WHAT YOU ARE ASKED TO DO: Reply with one number only: the count of lines below that contain the word "JSON".
-*-
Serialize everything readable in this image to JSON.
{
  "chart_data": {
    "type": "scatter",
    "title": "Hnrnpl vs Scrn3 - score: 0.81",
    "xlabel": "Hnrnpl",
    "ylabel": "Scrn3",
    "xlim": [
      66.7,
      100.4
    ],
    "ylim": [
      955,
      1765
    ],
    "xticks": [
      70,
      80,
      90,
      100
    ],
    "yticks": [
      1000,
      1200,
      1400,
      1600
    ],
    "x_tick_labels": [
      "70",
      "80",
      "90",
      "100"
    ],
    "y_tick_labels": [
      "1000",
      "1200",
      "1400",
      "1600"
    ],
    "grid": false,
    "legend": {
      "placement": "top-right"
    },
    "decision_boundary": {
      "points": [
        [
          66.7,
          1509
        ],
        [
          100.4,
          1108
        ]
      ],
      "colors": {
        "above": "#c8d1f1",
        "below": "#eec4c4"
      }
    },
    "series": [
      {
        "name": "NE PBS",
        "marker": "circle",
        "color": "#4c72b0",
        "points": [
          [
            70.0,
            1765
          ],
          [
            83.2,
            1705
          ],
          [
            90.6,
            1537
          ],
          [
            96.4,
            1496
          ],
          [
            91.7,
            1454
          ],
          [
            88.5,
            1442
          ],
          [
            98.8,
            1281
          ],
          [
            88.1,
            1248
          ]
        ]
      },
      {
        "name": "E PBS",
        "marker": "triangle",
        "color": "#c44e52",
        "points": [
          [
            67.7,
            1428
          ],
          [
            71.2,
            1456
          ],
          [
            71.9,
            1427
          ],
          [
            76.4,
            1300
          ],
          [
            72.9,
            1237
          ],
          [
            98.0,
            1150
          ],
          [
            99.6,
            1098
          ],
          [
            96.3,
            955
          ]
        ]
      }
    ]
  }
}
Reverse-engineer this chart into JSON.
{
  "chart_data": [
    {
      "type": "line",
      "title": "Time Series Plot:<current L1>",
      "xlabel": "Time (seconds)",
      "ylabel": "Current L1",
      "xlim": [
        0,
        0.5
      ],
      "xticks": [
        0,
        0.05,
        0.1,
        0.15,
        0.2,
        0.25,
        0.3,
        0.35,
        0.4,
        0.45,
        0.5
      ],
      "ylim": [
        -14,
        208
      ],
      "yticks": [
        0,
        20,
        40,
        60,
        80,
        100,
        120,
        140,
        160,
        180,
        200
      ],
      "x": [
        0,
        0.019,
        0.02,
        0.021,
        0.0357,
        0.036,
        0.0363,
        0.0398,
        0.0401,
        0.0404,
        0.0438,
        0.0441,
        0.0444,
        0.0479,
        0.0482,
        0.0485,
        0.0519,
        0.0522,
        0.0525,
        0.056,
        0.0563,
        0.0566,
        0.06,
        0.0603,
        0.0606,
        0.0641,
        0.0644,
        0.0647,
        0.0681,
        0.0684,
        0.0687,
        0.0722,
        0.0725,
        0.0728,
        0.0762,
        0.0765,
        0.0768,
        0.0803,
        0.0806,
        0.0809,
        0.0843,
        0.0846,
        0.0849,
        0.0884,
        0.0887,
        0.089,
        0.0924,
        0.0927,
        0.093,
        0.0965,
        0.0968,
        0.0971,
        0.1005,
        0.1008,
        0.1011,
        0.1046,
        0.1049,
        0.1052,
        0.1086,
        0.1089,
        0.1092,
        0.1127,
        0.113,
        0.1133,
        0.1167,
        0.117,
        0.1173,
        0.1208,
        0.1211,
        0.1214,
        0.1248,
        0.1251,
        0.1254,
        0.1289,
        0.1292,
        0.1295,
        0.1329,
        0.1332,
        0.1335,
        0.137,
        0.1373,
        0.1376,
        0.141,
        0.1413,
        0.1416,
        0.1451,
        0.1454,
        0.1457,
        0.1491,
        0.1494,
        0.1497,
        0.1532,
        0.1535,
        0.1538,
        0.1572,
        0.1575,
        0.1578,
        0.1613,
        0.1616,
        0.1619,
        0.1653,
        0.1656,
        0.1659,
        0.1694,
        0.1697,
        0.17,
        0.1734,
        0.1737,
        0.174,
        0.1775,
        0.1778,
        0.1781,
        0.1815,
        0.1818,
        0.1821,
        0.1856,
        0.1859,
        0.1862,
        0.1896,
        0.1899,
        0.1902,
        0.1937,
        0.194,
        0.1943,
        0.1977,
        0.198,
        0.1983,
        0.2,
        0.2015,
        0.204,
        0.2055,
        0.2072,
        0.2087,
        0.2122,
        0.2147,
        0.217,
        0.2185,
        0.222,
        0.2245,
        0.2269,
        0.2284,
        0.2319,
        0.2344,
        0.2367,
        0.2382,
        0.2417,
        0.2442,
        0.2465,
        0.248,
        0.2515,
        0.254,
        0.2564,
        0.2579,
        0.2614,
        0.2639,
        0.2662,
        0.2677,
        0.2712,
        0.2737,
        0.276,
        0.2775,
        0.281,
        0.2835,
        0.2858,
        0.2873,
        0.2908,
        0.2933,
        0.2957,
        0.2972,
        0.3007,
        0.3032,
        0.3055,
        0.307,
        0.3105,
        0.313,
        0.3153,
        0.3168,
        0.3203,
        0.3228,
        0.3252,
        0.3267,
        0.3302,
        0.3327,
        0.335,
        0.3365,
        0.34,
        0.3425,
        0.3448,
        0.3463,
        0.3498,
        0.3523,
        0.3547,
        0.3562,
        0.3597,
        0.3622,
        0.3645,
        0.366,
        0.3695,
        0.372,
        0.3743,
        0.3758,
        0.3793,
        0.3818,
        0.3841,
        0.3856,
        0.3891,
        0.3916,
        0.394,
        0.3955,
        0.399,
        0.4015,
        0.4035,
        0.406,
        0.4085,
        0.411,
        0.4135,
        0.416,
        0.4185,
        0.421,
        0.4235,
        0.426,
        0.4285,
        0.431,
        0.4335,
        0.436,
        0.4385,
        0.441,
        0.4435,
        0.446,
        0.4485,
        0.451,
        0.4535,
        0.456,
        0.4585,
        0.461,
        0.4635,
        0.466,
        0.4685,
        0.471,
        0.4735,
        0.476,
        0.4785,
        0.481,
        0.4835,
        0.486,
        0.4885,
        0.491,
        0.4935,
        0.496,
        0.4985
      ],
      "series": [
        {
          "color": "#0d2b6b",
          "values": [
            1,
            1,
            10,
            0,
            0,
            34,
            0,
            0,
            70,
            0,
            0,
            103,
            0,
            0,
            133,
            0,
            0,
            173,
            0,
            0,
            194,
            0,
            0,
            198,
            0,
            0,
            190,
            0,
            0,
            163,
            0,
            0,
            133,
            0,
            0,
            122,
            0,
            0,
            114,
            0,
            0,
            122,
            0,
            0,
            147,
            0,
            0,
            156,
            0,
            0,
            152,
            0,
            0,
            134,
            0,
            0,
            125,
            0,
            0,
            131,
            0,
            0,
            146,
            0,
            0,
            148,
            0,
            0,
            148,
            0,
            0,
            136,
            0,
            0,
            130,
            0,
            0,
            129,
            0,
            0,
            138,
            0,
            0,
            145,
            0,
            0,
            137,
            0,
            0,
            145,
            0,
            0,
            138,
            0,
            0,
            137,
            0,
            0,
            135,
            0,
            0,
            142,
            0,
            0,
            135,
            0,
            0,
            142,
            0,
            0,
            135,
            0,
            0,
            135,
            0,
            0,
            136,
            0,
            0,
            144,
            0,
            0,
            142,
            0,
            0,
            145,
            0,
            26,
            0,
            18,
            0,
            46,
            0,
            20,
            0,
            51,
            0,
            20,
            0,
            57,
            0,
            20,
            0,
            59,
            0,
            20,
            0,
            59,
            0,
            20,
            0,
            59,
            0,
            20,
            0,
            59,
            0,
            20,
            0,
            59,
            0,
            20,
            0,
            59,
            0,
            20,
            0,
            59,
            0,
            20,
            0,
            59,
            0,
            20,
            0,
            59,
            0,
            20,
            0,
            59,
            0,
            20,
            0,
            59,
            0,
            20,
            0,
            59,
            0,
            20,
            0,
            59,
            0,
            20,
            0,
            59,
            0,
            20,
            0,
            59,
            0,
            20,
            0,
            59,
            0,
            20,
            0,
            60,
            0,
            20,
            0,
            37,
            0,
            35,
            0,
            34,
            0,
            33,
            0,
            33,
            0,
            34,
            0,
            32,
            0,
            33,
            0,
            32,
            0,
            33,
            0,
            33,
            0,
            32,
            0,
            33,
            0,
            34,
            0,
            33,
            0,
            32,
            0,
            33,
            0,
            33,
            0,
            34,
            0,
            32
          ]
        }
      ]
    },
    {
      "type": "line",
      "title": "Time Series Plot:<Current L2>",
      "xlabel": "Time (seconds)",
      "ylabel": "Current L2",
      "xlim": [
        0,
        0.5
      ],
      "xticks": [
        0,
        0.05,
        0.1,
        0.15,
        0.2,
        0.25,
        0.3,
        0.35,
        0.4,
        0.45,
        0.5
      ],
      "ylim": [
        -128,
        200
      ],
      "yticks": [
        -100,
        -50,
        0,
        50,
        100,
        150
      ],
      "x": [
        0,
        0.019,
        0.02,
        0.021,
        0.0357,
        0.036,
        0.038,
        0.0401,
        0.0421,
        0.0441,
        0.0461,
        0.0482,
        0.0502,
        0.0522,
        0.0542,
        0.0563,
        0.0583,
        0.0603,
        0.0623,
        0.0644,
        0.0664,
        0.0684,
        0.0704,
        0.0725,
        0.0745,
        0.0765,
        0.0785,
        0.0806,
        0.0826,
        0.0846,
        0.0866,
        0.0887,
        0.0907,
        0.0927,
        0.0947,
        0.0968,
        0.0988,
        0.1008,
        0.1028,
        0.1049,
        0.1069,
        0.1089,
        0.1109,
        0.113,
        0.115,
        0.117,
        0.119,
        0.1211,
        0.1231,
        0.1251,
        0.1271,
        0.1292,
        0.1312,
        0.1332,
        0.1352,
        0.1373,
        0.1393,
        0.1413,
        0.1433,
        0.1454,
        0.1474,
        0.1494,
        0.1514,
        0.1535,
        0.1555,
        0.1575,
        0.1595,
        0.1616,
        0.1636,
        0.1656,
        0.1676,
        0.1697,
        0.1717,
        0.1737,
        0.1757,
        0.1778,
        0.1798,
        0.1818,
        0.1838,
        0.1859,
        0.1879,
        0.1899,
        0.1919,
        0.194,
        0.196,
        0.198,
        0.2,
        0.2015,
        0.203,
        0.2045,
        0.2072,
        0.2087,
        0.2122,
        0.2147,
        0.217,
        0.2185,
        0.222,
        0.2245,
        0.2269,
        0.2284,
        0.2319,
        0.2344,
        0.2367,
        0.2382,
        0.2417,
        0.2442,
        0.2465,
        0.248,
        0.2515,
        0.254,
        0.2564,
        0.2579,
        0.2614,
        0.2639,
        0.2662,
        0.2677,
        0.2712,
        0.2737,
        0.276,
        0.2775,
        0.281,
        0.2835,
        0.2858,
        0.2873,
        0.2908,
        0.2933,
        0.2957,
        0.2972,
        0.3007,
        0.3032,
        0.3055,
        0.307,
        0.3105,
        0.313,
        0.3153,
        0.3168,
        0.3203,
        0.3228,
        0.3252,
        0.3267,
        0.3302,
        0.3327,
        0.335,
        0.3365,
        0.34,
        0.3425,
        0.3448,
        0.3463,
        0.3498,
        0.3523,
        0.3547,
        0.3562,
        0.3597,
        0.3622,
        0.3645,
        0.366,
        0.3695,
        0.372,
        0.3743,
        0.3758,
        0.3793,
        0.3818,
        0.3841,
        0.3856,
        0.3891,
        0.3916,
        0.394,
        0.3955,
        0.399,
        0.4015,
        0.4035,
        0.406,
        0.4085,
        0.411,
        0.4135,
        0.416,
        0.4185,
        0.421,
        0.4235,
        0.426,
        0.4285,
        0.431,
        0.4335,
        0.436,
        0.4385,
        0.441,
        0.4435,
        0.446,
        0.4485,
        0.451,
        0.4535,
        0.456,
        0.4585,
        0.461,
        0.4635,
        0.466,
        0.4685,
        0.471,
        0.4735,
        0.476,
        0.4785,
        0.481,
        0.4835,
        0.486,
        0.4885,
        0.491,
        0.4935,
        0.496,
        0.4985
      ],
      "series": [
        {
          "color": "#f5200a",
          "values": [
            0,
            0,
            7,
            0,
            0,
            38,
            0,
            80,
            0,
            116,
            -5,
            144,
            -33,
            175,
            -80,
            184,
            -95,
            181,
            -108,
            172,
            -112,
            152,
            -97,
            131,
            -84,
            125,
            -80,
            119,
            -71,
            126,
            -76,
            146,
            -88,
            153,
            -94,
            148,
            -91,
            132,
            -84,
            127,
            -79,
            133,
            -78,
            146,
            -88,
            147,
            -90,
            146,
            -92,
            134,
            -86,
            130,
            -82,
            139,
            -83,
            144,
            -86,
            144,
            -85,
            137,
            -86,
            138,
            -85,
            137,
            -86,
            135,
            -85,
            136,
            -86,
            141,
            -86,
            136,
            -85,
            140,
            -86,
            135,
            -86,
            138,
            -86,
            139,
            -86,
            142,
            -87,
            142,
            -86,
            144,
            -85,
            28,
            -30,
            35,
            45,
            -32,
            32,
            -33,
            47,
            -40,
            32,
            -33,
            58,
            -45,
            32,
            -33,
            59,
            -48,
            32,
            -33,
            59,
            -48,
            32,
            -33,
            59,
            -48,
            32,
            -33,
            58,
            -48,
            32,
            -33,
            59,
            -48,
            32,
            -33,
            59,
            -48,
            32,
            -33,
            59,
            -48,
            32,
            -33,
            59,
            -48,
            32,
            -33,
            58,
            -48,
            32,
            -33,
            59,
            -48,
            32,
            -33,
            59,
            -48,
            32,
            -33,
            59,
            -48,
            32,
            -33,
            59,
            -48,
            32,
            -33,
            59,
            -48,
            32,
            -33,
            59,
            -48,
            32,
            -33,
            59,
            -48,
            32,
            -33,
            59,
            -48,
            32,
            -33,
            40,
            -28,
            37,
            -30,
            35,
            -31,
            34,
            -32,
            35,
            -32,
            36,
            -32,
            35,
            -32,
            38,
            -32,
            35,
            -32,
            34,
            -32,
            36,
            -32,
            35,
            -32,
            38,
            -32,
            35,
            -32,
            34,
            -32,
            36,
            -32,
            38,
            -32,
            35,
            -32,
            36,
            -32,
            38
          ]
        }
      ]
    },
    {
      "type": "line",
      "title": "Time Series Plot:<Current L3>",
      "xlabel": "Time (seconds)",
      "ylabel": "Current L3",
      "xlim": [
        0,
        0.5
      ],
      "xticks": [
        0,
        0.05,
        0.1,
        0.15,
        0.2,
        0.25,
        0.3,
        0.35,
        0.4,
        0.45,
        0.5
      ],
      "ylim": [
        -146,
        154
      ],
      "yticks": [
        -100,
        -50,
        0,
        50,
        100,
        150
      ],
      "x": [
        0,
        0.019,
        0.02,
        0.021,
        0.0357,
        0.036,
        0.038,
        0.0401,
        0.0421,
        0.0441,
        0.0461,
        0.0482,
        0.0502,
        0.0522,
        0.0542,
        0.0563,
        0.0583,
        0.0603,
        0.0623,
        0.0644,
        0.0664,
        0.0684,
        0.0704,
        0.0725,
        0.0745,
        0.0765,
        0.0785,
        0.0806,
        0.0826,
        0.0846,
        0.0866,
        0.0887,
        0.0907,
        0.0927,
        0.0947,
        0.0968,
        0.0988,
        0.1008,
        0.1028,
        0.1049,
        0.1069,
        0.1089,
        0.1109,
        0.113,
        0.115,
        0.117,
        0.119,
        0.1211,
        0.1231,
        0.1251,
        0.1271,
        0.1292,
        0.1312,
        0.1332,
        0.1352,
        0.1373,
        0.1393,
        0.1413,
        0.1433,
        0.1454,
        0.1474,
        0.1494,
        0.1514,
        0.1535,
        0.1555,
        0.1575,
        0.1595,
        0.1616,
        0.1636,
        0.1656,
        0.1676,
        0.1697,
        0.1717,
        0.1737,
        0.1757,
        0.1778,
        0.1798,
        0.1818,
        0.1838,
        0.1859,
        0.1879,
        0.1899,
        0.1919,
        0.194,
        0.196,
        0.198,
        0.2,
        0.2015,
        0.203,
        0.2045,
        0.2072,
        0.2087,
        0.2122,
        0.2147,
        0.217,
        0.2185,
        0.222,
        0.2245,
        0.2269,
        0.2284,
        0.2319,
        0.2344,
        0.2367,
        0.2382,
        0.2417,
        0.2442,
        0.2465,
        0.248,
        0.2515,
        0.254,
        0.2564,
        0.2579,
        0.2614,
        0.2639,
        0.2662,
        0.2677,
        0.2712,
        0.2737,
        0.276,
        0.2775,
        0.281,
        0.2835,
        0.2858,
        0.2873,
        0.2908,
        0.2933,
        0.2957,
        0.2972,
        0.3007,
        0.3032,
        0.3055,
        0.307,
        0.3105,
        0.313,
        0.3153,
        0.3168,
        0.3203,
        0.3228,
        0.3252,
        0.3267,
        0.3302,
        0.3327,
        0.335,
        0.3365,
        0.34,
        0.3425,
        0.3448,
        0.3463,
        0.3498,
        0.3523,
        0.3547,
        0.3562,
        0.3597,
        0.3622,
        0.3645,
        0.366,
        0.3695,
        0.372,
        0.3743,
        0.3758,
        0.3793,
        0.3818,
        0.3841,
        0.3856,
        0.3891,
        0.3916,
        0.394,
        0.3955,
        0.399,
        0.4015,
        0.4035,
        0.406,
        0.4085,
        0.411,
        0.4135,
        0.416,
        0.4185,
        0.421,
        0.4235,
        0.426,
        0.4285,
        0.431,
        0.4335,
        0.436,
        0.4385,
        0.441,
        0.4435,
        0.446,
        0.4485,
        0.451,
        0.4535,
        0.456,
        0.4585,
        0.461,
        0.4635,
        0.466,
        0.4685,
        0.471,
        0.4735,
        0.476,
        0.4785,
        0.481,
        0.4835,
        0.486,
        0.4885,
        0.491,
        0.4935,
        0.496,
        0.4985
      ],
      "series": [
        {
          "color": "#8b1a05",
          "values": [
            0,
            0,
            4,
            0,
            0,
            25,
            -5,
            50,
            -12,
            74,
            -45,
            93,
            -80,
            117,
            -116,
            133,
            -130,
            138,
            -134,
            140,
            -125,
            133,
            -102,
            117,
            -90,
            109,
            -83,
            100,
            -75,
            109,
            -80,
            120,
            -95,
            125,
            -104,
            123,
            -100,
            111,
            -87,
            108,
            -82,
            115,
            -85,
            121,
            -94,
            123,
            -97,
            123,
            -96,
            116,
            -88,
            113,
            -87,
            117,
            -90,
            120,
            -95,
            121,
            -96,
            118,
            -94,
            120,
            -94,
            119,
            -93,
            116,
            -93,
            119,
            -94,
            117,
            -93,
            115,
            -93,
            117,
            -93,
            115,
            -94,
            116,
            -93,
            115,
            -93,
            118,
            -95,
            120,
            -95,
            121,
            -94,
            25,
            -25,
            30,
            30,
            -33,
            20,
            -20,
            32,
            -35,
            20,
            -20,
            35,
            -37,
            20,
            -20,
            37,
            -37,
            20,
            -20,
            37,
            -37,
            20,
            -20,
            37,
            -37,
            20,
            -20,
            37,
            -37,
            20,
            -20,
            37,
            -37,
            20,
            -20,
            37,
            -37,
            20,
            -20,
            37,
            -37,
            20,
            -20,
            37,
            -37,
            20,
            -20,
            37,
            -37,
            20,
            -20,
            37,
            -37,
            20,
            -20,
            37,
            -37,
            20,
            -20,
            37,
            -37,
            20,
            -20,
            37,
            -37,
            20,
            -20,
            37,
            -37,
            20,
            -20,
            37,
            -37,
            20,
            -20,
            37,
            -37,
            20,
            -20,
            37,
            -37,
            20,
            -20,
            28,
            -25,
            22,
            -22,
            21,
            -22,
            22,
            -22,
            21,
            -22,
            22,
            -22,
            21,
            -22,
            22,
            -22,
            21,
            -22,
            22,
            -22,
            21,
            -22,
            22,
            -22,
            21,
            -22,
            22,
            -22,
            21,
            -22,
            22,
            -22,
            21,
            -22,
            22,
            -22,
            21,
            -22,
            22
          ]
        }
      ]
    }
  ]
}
-*-
RESPONSE: 2